[start Extract provided]

Instance Segmentation

Implementation Overview

The implementation of the instance segmentation evaluation is almost identical to object detection, except that IoU in instance segmentation is calculated between masks instead of bounding boxes.

We use pycocotools to compute basic metrics such as mAP, precision, and recall. Additionally, we utilize algorithms from pycocotools for object matching based on IoU. This approach allows us to adhere to the original algorithm for calculating the mAP metric, as different implementations can yield slightly varying results. Moreover, pycocotools is a C++ library with Python bindings, which ensures fast and efficient calculations.

Matching Algorithm from pycocotools

To calculate common metrics, we need to match predicted instances (masks) with the actual ones. During the matching stage, we assign each instance an outcome: True Positive, False Positive, or False Negative. These categories are essential for calculating precision, recall, f1, and mAP. A predicted mask is considered matched if it overlaps with an actual mask with IoU >= 0.5.

Averaging IoU thresholds

When calculating the main metrics, such as Precision, Recall, F1-score, we average the results across a range of IoU thresholds. For instance, Precision is calculated as Precision@IoU=[0.5,0.55,0.6...0.95]. We calculate precision for each threshold and average them getting the final metric.

Averaging across IoU thresholds is often used in detection and segmentation benchmarks, for example in COCO challenges. Such a metric provides more comprehensive view of model performance, than a metric calculated with a single IoU threhsold. Otherwise, there's a problem with metric discreteness due strict thresholding.

[end Extract provided]
[start Entries provided]

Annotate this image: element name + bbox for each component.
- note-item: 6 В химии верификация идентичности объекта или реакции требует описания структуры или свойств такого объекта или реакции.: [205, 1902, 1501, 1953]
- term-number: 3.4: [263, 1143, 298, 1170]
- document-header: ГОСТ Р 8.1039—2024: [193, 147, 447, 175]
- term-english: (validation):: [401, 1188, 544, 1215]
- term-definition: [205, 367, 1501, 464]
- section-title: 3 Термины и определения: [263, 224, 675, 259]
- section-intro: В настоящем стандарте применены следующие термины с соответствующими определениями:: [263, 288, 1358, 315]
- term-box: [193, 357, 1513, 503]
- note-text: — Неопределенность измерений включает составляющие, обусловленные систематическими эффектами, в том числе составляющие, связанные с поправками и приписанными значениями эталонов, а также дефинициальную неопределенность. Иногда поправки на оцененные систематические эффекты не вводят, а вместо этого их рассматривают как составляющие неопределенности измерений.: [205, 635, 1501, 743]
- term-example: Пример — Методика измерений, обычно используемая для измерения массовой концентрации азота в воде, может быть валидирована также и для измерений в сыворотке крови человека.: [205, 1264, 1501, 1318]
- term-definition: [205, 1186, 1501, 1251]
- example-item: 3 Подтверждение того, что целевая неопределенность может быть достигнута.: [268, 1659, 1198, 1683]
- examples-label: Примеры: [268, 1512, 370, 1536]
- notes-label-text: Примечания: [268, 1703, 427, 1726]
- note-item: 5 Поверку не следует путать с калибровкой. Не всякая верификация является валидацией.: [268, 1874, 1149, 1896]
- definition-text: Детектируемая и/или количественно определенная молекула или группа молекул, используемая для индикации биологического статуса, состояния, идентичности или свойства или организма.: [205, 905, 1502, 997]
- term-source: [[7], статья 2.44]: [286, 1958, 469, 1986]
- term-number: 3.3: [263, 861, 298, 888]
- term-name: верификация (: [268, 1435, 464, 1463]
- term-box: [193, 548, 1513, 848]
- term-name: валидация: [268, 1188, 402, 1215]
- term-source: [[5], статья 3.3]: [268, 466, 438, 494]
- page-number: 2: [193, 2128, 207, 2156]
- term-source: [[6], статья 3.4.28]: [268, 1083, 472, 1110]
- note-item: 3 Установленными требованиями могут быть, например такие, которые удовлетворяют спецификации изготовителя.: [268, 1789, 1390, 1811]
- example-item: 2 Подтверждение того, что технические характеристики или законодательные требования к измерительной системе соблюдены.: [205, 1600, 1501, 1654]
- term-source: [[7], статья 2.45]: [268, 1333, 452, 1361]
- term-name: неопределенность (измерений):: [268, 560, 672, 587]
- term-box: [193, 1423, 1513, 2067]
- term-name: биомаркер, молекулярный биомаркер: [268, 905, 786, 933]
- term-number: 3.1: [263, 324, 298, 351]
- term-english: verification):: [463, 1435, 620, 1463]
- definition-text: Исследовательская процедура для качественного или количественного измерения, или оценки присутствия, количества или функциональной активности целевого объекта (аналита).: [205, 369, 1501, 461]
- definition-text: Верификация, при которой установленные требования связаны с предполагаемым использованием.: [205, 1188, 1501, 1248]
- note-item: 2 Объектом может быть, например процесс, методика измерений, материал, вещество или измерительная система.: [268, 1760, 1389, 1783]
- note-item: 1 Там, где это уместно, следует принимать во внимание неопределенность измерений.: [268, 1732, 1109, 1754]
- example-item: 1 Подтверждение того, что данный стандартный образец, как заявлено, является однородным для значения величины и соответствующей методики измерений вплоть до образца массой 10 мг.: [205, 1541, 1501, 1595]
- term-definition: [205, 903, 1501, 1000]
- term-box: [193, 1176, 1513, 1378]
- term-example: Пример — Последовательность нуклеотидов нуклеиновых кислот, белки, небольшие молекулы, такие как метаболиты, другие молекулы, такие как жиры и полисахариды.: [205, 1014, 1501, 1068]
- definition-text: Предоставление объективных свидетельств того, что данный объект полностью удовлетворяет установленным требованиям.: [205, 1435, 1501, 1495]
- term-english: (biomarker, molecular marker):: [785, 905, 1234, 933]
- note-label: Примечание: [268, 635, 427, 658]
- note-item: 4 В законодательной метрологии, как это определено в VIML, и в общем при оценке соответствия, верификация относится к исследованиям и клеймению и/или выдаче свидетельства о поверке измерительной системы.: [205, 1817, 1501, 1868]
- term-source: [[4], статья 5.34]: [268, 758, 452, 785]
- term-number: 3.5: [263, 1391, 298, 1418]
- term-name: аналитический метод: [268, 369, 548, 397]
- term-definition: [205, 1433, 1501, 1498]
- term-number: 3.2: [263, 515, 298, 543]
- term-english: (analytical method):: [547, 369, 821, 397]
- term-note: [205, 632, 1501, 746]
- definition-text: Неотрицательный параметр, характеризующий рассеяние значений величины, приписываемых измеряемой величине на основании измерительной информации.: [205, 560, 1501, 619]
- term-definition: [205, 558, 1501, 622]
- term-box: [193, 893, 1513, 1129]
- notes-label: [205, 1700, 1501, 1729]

[end Entries provided]

_Short problem A_
According to the instance segmentation text, what IoU must a predicted mask have with an actual mask to be considered matched?
_Short problem B_
Quote the stretch of the instance segmentation text from "To calculate common" through "the final metric.".

_Correct result A_
An IoU of 0.5 or greater (IoU >= 0.5).

_Correct result B_
To calculate common metrics, we need to match predicted instances (masks) with the actual ones. During the matching stage, we assign each instance an outcome: True Positive, False Positive, or False Negative. These categories are essential for calculating precision, recall, f1, and mAP. A predicted mask is considered matched if it overlaps with an actual mask with IoU >= 0.5.

Averaging IoU thresholds

When calculating the main metrics, such as Precision, Recall, F1-score, we average the results across a range of IoU thresholds. For instance, Precision is calculated as Precision@IoU=[0.5,0.55,0.6...0.95]. We calculate precision for each threshold and average them getting the final metric.